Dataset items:
---*---
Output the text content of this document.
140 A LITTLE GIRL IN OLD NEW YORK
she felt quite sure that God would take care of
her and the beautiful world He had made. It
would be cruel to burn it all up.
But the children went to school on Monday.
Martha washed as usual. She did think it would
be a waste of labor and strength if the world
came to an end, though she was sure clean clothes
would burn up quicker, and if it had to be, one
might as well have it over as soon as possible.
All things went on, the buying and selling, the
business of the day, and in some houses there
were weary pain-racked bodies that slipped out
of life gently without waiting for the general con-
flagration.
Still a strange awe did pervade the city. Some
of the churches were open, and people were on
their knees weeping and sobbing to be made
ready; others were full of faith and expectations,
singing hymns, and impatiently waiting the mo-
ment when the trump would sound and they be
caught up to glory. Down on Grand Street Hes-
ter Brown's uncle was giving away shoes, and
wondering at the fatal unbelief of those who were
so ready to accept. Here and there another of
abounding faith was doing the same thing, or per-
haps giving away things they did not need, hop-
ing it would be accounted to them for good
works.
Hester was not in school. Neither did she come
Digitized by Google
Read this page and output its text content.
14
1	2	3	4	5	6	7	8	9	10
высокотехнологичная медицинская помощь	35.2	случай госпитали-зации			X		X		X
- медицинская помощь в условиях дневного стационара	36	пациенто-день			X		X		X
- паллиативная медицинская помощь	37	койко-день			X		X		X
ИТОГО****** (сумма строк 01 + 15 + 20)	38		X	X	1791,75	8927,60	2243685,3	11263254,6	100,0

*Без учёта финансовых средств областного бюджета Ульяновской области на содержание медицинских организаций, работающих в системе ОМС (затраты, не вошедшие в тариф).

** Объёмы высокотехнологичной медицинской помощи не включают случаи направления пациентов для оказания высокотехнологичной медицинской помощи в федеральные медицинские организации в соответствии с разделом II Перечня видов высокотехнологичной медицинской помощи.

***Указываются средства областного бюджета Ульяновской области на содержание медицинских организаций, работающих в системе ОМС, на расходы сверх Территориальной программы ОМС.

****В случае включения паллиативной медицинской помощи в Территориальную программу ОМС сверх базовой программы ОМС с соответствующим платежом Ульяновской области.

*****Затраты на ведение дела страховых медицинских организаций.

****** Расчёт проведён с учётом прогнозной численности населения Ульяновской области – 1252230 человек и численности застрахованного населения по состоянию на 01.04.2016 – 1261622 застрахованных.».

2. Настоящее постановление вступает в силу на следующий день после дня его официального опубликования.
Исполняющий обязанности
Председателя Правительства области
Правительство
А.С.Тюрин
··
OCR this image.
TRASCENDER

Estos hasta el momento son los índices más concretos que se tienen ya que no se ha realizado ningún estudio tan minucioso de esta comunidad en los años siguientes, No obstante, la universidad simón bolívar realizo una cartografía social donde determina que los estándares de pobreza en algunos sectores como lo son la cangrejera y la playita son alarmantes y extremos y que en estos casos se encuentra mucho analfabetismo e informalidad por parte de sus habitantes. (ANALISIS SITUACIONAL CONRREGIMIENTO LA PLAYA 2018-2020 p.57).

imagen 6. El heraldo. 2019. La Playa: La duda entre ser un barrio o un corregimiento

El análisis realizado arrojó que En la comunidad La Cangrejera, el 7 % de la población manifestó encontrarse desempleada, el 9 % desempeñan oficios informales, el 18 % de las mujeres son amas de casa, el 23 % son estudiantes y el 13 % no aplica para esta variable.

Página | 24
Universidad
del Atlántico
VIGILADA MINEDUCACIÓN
---*---
> Problem description: Reproduce all of the data exactly as given.

> Solution for this exercise:
Output the text content of this document.
140 A LITTLE GIRL IN OLD NEW YORK
she felt quite sure that God would take care of
her and the beautiful world He had made. It
would be cruel to burn it all up.
But the children went to school on Monday.
Martha washed as usual. She did think it would
be a waste of labor and strength if the world
came to an end, though she was sure clean clothes
would burn up quicker, and if it had to be, one
might as well have it over as soon as possible.
All things went on, the buying and selling, the
business of the day, and in some houses there
were weary pain-racked bodies that slipped out
of life gently without waiting for the general con-
flagration.
Still a strange awe did pervade the city. Some
of the churches were open, and people were on
their knees weeping and sobbing to be made
ready; others were full of faith and expectations,
singing hymns, and impatiently waiting the mo-
ment when the trump would sound and they be
caught up to glory. Down on Grand Street Hes-
ter Brown's uncle was giving away shoes, and
wondering at the fatal unbelief of those who were
so ready to accept. Here and there another of
abounding faith was doing the same thing, or per-
haps giving away things they did not need, hop-
ing it would be accounted to them for good
works.
Hester was not in school. Neither did she come
Digitized by Google
Read this page and output its text content.
14
1	2	3	4	5	6	7	8	9	10
высокотехнологичная медицинская помощь	35.2	случай госпитали-зации			X		X		X
- медицинская помощь в условиях дневного стационара	36	пациенто-день			X		X		X
- паллиативная медицинская помощь	37	койко-день			X		X		X
ИТОГО****** (сумма строк 01 + 15 + 20)	38		X	X	1791,75	8927,60	2243685,3	11263254,6	100,0

*Без учёта финансовых средств областного бюджета Ульяновской области на содержание медицинских организаций, работающих в системе ОМС (затраты, не вошедшие в тариф).

** Объёмы высокотехнологичной медицинской помощи не включают случаи направления пациентов для оказания высокотехнологичной медицинской помощи в федеральные медицинские организации в соответствии с разделом II Перечня видов высокотехнологичной медицинской помощи.

***Указываются средства областного бюджета Ульяновской области на содержание медицинских организаций, работающих в системе ОМС, на расходы сверх Территориальной программы ОМС.

****В случае включения паллиативной медицинской помощи в Территориальную программу ОМС сверх базовой программы ОМС с соответствующим платежом Ульяновской области.

*****Затраты на ведение дела страховых медицинских организаций.

****** Расчёт проведён с учётом прогнозной численности населения Ульяновской области – 1252230 человек и численности застрахованного населения по состоянию на 01.04.2016 – 1261622 застрахованных.».

2. Настоящее постановление вступает в силу на следующий день после дня его официального опубликования.
Исполняющий обязанности
Председателя Правительства области
Правительство
А.С.Тюрин
··
OCR this image.
TRASCENDER

Estos hasta el momento son los índices más concretos que se tienen ya que no se ha realizado ningún estudio tan minucioso de esta comunidad en los años siguientes, No obstante, la universidad simón bolívar realizo una cartografía social donde determina que los estándares de pobreza en algunos sectores como lo son la cangrejera y la playita son alarmantes y extremos y que en estos casos se encuentra mucho analfabetismo e informalidad por parte de sus habitantes. (ANALISIS SITUACIONAL CONRREGIMIENTO LA PLAYA 2018-2020 p.57).

imagen 6. El heraldo. 2019. La Playa: La duda entre ser un barrio o un corregimiento

El análisis realizado arrojó que En la comunidad La Cangrejera, el 7 % de la población manifestó encontrarse desempleada, el 9 % desempeñan oficios informales, el 18 % de las mujeres son amas de casa, el 23 % son estudiantes y el 13 % no aplica para esta variable.

Página | 24
Universidad
del Atlántico
VIGILADA MINEDUCACIÓN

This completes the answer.